**STATED TASK**
What lines of the data include the string "JSON"? Copy them all.

Data tied to figure images:
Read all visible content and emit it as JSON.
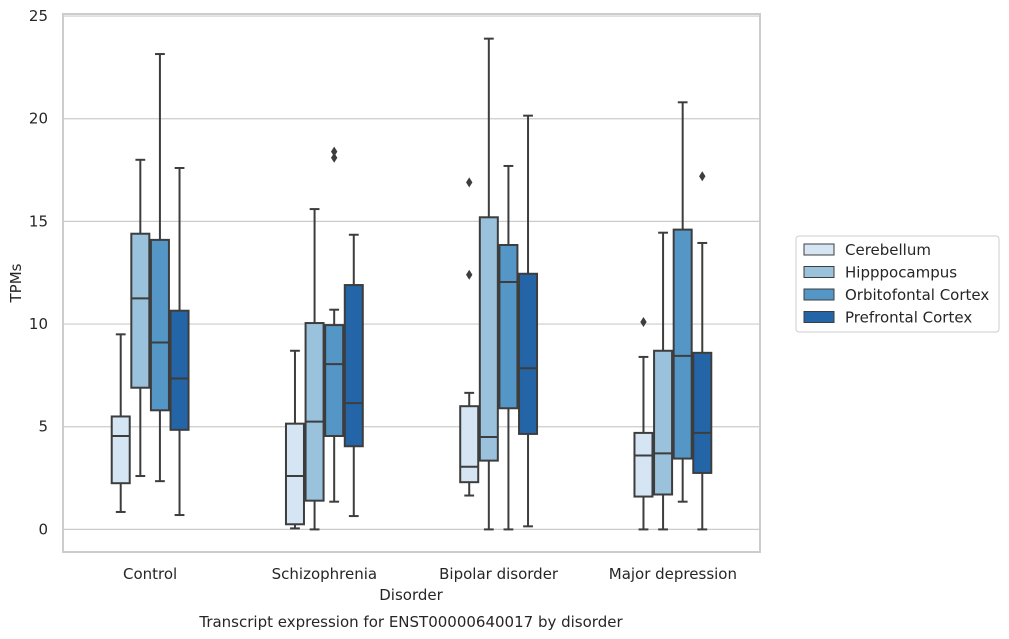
{
  "chart_data": {
    "type": "box",
    "title": "",
    "caption": "Transcript expression for ENST00000640017 by disorder",
    "xlabel": "Disorder",
    "ylabel": "TPMs",
    "ylim": [
      -1.1,
      25.1
    ],
    "yticks": [
      0,
      5,
      10,
      15,
      20,
      25
    ],
    "grid": "horizontal",
    "legend_position": "right",
    "categories": [
      "Control",
      "Schizophrenia",
      "Bipolar disorder",
      "Major depression"
    ],
    "series": [
      {
        "name": "Cerebellum",
        "color": "#d6e5f4",
        "boxes": [
          {
            "whislo": 0.85,
            "q1": 2.25,
            "med": 4.55,
            "q3": 5.5,
            "whishi": 9.5,
            "fliers": []
          },
          {
            "whislo": 0.05,
            "q1": 0.25,
            "med": 2.6,
            "q3": 5.15,
            "whishi": 8.7,
            "fliers": []
          },
          {
            "whislo": 1.65,
            "q1": 2.3,
            "med": 3.05,
            "q3": 6.0,
            "whishi": 6.65,
            "fliers": [
              12.4,
              16.9
            ]
          },
          {
            "whislo": 0.0,
            "q1": 1.6,
            "med": 3.6,
            "q3": 4.7,
            "whishi": 8.4,
            "fliers": [
              10.1
            ]
          }
        ]
      },
      {
        "name": "Hipppocampus",
        "color": "#9ac2dc",
        "boxes": [
          {
            "whislo": 2.6,
            "q1": 6.9,
            "med": 11.25,
            "q3": 14.4,
            "whishi": 18.0,
            "fliers": []
          },
          {
            "whislo": 0.0,
            "q1": 1.4,
            "med": 5.25,
            "q3": 10.05,
            "whishi": 15.6,
            "fliers": []
          },
          {
            "whislo": 0.0,
            "q1": 3.35,
            "med": 4.5,
            "q3": 15.2,
            "whishi": 23.9,
            "fliers": []
          },
          {
            "whislo": 0.0,
            "q1": 1.7,
            "med": 3.7,
            "q3": 8.7,
            "whishi": 14.45,
            "fliers": []
          }
        ]
      },
      {
        "name": "Orbitofontal Cortex",
        "color": "#5497c7",
        "boxes": [
          {
            "whislo": 2.35,
            "q1": 5.8,
            "med": 9.1,
            "q3": 14.1,
            "whishi": 23.15,
            "fliers": []
          },
          {
            "whislo": 1.35,
            "q1": 4.55,
            "med": 8.05,
            "q3": 9.95,
            "whishi": 10.7,
            "fliers": [
              18.1,
              18.4
            ]
          },
          {
            "whislo": 0.0,
            "q1": 5.9,
            "med": 12.05,
            "q3": 13.85,
            "whishi": 17.7,
            "fliers": []
          },
          {
            "whislo": 1.35,
            "q1": 3.45,
            "med": 8.45,
            "q3": 14.6,
            "whishi": 20.8,
            "fliers": []
          }
        ]
      },
      {
        "name": "Prefrontal Cortex",
        "color": "#2465a7",
        "boxes": [
          {
            "whislo": 0.7,
            "q1": 4.85,
            "med": 7.35,
            "q3": 10.65,
            "whishi": 17.6,
            "fliers": []
          },
          {
            "whislo": 0.65,
            "q1": 4.05,
            "med": 6.15,
            "q3": 11.9,
            "whishi": 14.35,
            "fliers": []
          },
          {
            "whislo": 0.15,
            "q1": 4.65,
            "med": 7.85,
            "q3": 12.45,
            "whishi": 20.15,
            "fliers": []
          },
          {
            "whislo": 0.0,
            "q1": 2.75,
            "med": 4.7,
            "q3": 8.6,
            "whishi": 13.95,
            "fliers": [
              17.2
            ]
          }
        ]
      }
    ]
  }
}
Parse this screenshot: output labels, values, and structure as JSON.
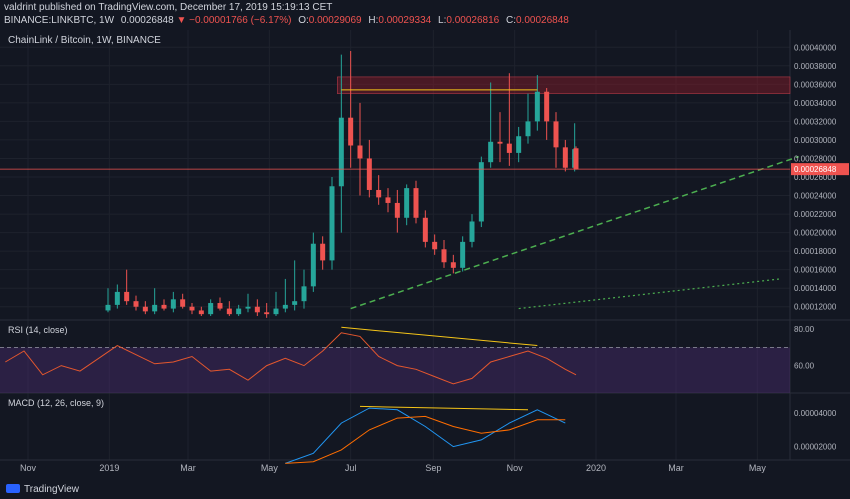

**REPLY**
Read all visible content and emit it as JSON.
Parse this screenshot: output labels, values, and structure as JSON.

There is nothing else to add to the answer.